┌──
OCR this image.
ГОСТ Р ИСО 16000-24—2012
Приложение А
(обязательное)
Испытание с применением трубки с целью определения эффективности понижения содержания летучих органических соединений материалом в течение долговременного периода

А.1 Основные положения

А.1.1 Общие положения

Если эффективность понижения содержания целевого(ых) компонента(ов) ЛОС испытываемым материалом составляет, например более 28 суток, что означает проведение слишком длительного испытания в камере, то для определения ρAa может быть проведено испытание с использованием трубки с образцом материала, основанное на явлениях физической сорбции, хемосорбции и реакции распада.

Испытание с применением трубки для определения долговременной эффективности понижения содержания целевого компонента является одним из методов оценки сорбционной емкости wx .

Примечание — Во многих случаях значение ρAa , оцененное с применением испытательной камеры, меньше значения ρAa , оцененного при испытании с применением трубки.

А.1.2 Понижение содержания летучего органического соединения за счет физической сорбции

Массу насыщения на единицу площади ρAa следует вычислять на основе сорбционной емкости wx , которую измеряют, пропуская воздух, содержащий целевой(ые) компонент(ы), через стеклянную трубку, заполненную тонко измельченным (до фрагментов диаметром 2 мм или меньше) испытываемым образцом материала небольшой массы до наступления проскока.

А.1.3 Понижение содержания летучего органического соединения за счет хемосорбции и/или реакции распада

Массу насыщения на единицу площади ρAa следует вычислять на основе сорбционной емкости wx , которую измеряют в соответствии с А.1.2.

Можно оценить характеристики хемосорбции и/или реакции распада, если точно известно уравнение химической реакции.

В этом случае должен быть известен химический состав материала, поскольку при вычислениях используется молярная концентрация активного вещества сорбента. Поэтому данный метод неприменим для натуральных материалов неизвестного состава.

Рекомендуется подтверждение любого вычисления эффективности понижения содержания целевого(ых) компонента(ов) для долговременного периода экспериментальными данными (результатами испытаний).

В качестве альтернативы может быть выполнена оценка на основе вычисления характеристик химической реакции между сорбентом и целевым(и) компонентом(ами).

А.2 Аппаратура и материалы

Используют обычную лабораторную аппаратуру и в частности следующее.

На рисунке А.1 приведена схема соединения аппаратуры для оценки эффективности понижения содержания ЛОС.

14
└──
### WRITTEN TASK:
Output the records verbatim, from the first line to the last.

### REPLY:
OCR this image.
ГОСТ Р ИСО 16000-24—2012
Приложение А
(обязательное)
Испытание с применением трубки с целью определения эффективности понижения содержания летучих органических соединений материалом в течение долговременного периода

А.1 Основные положения

А.1.1 Общие положения

Если эффективность понижения содержания целевого(ых) компонента(ов) ЛОС испытываемым материалом составляет, например более 28 суток, что означает проведение слишком длительного испытания в камере, то для определения ρAa может быть проведено испытание с использованием трубки с образцом материала, основанное на явлениях физической сорбции, хемосорбции и реакции распада.

Испытание с применением трубки для определения долговременной эффективности понижения содержания целевого компонента является одним из методов оценки сорбционной емкости wx .

Примечание — Во многих случаях значение ρAa , оцененное с применением испытательной камеры, меньше значения ρAa , оцененного при испытании с применением трубки.

А.1.2 Понижение содержания летучего органического соединения за счет физической сорбции

Массу насыщения на единицу площади ρAa следует вычислять на основе сорбционной емкости wx , которую измеряют, пропуская воздух, содержащий целевой(ые) компонент(ы), через стеклянную трубку, заполненную тонко измельченным (до фрагментов диаметром 2 мм или меньше) испытываемым образцом материала небольшой массы до наступления проскока.

А.1.3 Понижение содержания летучего органического соединения за счет хемосорбции и/или реакции распада

Массу насыщения на единицу площади ρAa следует вычислять на основе сорбционной емкости wx , которую измеряют в соответствии с А.1.2.

Можно оценить характеристики хемосорбции и/или реакции распада, если точно известно уравнение химической реакции.

В этом случае должен быть известен химический состав материала, поскольку при вычислениях используется молярная концентрация активного вещества сорбента. Поэтому данный метод неприменим для натуральных материалов неизвестного состава.

Рекомендуется подтверждение любого вычисления эффективности понижения содержания целевого(ых) компонента(ов) для долговременного периода экспериментальными данными (результатами испытаний).

В качестве альтернативы может быть выполнена оценка на основе вычисления характеристик химической реакции между сорбентом и целевым(и) компонентом(ами).

А.2 Аппаратура и материалы

Используют обычную лабораторную аппаратуру и в частности следующее.

На рисунке А.1 приведена схема соединения аппаратуры для оценки эффективности понижения содержания ЛОС.

14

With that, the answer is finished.